[Dataset items]
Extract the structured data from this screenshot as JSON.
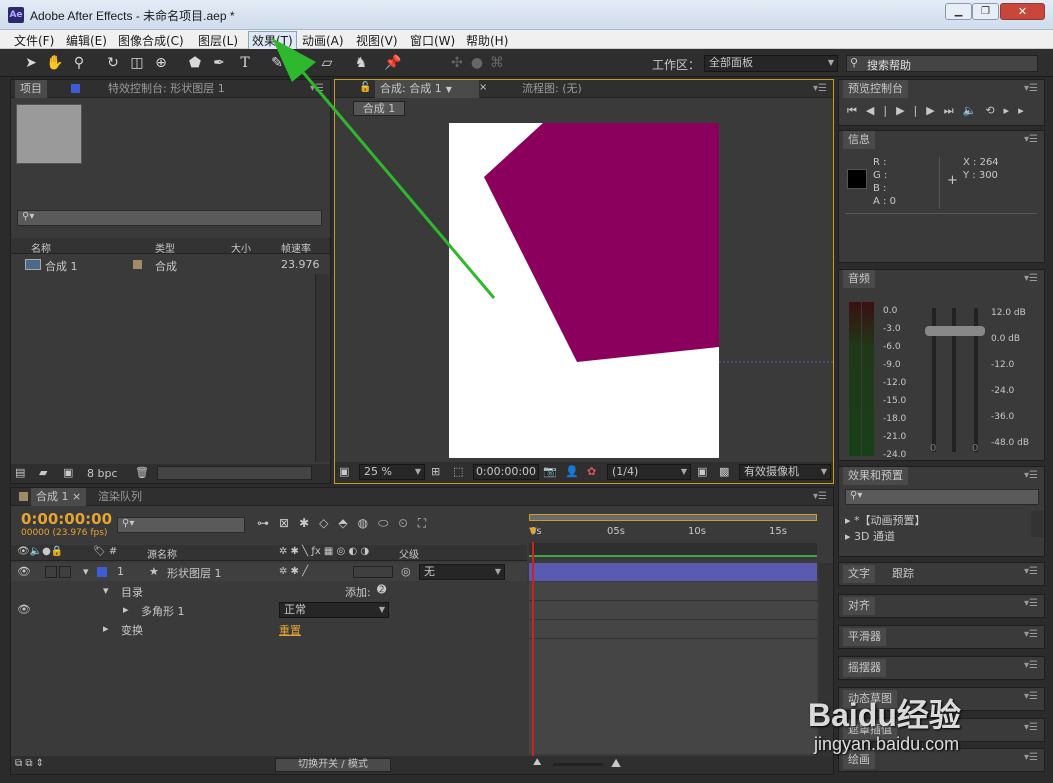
{
  "window": {
    "app_icon": "Ae",
    "title": "Adobe After Effects - 未命名项目.aep *",
    "controls": [
      "minimize-icon",
      "restore-icon",
      "close-icon"
    ]
  },
  "menu": [
    "文件(F)",
    "编辑(E)",
    "图像合成(C)",
    "图层(L)",
    "效果(T)",
    "动画(A)",
    "视图(V)",
    "窗口(W)",
    "帮助(H)"
  ],
  "toolbar": {
    "workspace_label": "工作区：",
    "workspace_value": "全部面板",
    "search_help": "搜索帮助"
  },
  "project_panel": {
    "tab_project": "项目",
    "tab_effects": "特效控制台: 形状图层 1",
    "columns": [
      "名称",
      "类型",
      "大小",
      "帧速率"
    ],
    "items": [
      {
        "name": "合成 1",
        "type": "合成",
        "size": "",
        "fps": "23.976"
      }
    ],
    "bpc": "8 bpc"
  },
  "comp_panel": {
    "tab_comp": "合成: 合成 1",
    "tab_flow": "流程图: (无)",
    "breadcrumb": "合成 1",
    "zoom": "25 %",
    "timecode": "0:00:00:00",
    "resolution": "(1/4)",
    "camera": "有效摄像机",
    "shape_color": "#8b005d",
    "canvas_color": "#ffffff"
  },
  "preview_panel": {
    "tab": "预览控制台"
  },
  "info_panel": {
    "tab": "信息",
    "r": "R :",
    "g": "G :",
    "b": "B :",
    "a": "A : 0",
    "x": "X : 264",
    "y": "Y : 300"
  },
  "audio_panel": {
    "tab": "音频",
    "left_scale": [
      "0.0",
      "-3.0",
      "-6.0",
      "-9.0",
      "-12.0",
      "-15.0",
      "-18.0",
      "-21.0",
      "-24.0"
    ],
    "right_scale": [
      "12.0 dB",
      "0.0 dB",
      "-12.0",
      "-24.0",
      "-36.0",
      "-48.0 dB"
    ],
    "zeros": [
      "0",
      "0"
    ]
  },
  "effects_panel": {
    "tab": "效果和预置",
    "items": [
      "*【动画预置】",
      "3D 通道"
    ]
  },
  "side_tabs": [
    "文字",
    "跟踪",
    "对齐",
    "平滑器",
    "摇摆器",
    "动态草图",
    "遮罩插值",
    "绘画"
  ],
  "timeline": {
    "tab_comp": "合成 1",
    "tab_render": "渲染队列",
    "timecode": "0:00:00:00",
    "fps": "00000 (23.976 fps)",
    "col_source": "源名称",
    "col_parent": "父级",
    "ruler": [
      "0s",
      "05s",
      "10s",
      "15s"
    ],
    "layers": [
      {
        "num": "1",
        "name": "形状图层 1",
        "parent": "无"
      }
    ],
    "sub": {
      "contents": "目录",
      "add": "添加:",
      "polygon": "多角形 1",
      "blend": "正常",
      "transform": "变换",
      "reset": "重置"
    },
    "toggle": "切换开关 / 模式"
  },
  "watermark": {
    "brand": "Baidu经验",
    "url": "jingyan.baidu.com"
  }
}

Requirements. Make an exact copy of the data above, pictures excluded.

Exercise response.
Extract the structured data from this screenshot as JSON.
{
  "window": {
    "app_icon": "Ae",
    "title": "Adobe After Effects - 未命名项目.aep *",
    "controls": [
      "minimize-icon",
      "restore-icon",
      "close-icon"
    ]
  },
  "menu": [
    "文件(F)",
    "编辑(E)",
    "图像合成(C)",
    "图层(L)",
    "效果(T)",
    "动画(A)",
    "视图(V)",
    "窗口(W)",
    "帮助(H)"
  ],
  "toolbar": {
    "workspace_label": "工作区：",
    "workspace_value": "全部面板",
    "search_help": "搜索帮助"
  },
  "project_panel": {
    "tab_project": "项目",
    "tab_effects": "特效控制台: 形状图层 1",
    "columns": [
      "名称",
      "类型",
      "大小",
      "帧速率"
    ],
    "items": [
      {
        "name": "合成 1",
        "type": "合成",
        "size": "",
        "fps": "23.976"
      }
    ],
    "bpc": "8 bpc"
  },
  "comp_panel": {
    "tab_comp": "合成: 合成 1",
    "tab_flow": "流程图: (无)",
    "breadcrumb": "合成 1",
    "zoom": "25 %",
    "timecode": "0:00:00:00",
    "resolution": "(1/4)",
    "camera": "有效摄像机",
    "shape_color": "#8b005d",
    "canvas_color": "#ffffff"
  },
  "preview_panel": {
    "tab": "预览控制台"
  },
  "info_panel": {
    "tab": "信息",
    "r": "R :",
    "g": "G :",
    "b": "B :",
    "a": "A : 0",
    "x": "X : 264",
    "y": "Y : 300"
  },
  "audio_panel": {
    "tab": "音频",
    "left_scale": [
      "0.0",
      "-3.0",
      "-6.0",
      "-9.0",
      "-12.0",
      "-15.0",
      "-18.0",
      "-21.0",
      "-24.0"
    ],
    "right_scale": [
      "12.0 dB",
      "0.0 dB",
      "-12.0",
      "-24.0",
      "-36.0",
      "-48.0 dB"
    ],
    "zeros": [
      "0",
      "0"
    ]
  },
  "effects_panel": {
    "tab": "效果和预置",
    "items": [
      "*【动画预置】",
      "3D 通道"
    ]
  },
  "side_tabs": [
    "文字",
    "跟踪",
    "对齐",
    "平滑器",
    "摇摆器",
    "动态草图",
    "遮罩插值",
    "绘画"
  ],
  "timeline": {
    "tab_comp": "合成 1",
    "tab_render": "渲染队列",
    "timecode": "0:00:00:00",
    "fps": "00000 (23.976 fps)",
    "col_source": "源名称",
    "col_parent": "父级",
    "ruler": [
      "0s",
      "05s",
      "10s",
      "15s"
    ],
    "layers": [
      {
        "num": "1",
        "name": "形状图层 1",
        "parent": "无"
      }
    ],
    "sub": {
      "contents": "目录",
      "add": "添加:",
      "polygon": "多角形 1",
      "blend": "正常",
      "transform": "变换",
      "reset": "重置"
    },
    "toggle": "切换开关 / 模式"
  },
  "watermark": {
    "brand": "Baidu经验",
    "url": "jingyan.baidu.com"
  }
}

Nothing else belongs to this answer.